(Given instruction):
Every line that holds "Notification" should be shown.
────────────────
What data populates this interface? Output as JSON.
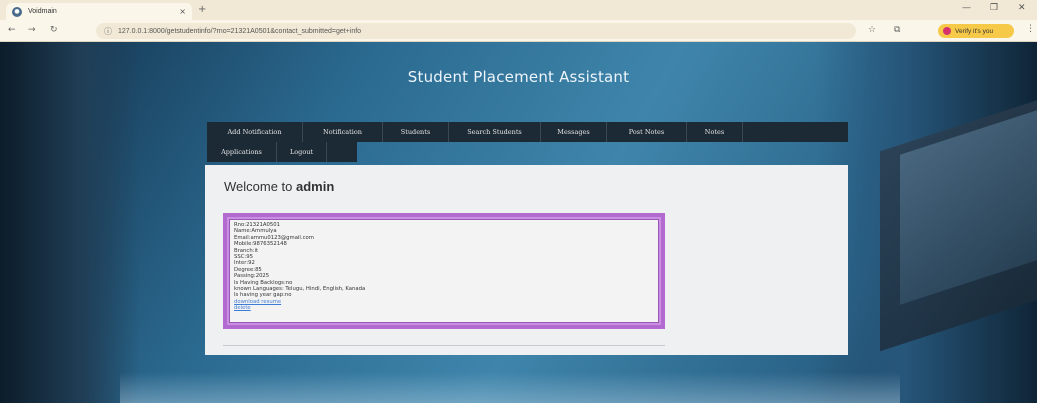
{
  "browser": {
    "tab_title": "Voidmain",
    "tab_close": "×",
    "new_tab": "+",
    "url": "127.0.0.1:8000/getstudentinfo/?rno=21321A0501&contact_submitted=get+info",
    "verify_label": "Verify it's you",
    "controls": {
      "minimize": "—",
      "restore": "❐",
      "close": "✕"
    }
  },
  "site": {
    "title": "Student Placement Assistant"
  },
  "nav": {
    "row1": [
      {
        "label": "Add Notification",
        "width": 96
      },
      {
        "label": "Notification",
        "width": 80
      },
      {
        "label": "Students",
        "width": 66
      },
      {
        "label": "Search Students",
        "width": 92
      },
      {
        "label": "Messages",
        "width": 66
      },
      {
        "label": "Post Notes",
        "width": 80
      },
      {
        "label": "Notes",
        "width": 56
      }
    ],
    "row2": [
      {
        "label": "Applications",
        "width": 70
      },
      {
        "label": "Logout",
        "width": 50
      }
    ]
  },
  "main": {
    "welcome_prefix": "Welcome to ",
    "welcome_user": "admin",
    "student_info": [
      "Rno:21321A0501",
      "Name:Ammulya",
      "Email:ammu0123@gmail.com",
      "Mobile:9876352148",
      "Branch:it",
      "SSC:95",
      "Inter:92",
      "Degree:85",
      "Passing:2025",
      "Is Having Backlogs:no",
      "known Languages: Telugu, Hindi, English, Kanada",
      "Is having year gap:no"
    ],
    "links": {
      "download_resume": "download resume",
      "delete": "delete"
    }
  }
}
────────────────
(Written answer):
        "label": "Add Notification",
        "label": "Notification",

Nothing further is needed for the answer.